# start of DATA FOR THIS EXERCISE

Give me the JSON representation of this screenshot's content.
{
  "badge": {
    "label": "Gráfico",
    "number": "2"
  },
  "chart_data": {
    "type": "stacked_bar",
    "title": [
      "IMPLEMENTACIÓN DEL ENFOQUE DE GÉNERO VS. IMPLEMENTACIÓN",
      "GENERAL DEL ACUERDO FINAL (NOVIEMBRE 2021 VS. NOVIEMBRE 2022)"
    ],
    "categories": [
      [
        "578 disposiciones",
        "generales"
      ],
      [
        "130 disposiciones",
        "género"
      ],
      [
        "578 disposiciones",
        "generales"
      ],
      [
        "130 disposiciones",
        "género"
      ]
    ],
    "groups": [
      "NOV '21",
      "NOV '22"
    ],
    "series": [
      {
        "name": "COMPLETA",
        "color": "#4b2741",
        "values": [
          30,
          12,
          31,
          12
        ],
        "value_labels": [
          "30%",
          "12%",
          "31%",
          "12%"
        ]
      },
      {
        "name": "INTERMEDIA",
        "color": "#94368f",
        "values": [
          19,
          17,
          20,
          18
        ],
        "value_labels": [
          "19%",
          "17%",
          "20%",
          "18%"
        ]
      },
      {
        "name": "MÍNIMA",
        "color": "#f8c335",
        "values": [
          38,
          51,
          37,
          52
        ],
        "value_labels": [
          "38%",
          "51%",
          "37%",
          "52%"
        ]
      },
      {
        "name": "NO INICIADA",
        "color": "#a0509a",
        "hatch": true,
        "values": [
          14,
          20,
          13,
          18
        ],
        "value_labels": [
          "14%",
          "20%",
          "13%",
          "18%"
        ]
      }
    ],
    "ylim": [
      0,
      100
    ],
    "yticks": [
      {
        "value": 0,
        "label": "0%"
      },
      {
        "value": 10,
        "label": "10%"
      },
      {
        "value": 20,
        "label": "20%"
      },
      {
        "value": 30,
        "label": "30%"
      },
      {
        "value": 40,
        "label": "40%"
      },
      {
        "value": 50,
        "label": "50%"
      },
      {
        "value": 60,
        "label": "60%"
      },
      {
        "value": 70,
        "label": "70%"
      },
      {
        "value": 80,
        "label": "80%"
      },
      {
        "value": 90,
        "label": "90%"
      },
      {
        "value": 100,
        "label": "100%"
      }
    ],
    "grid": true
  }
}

# end of DATA FOR THIS EXERCISE

→ SHORT EXERCISE
Give the number of lines that hold the word "color" in these records, with nothing added.

→ RESULT FOR THIS TASK
4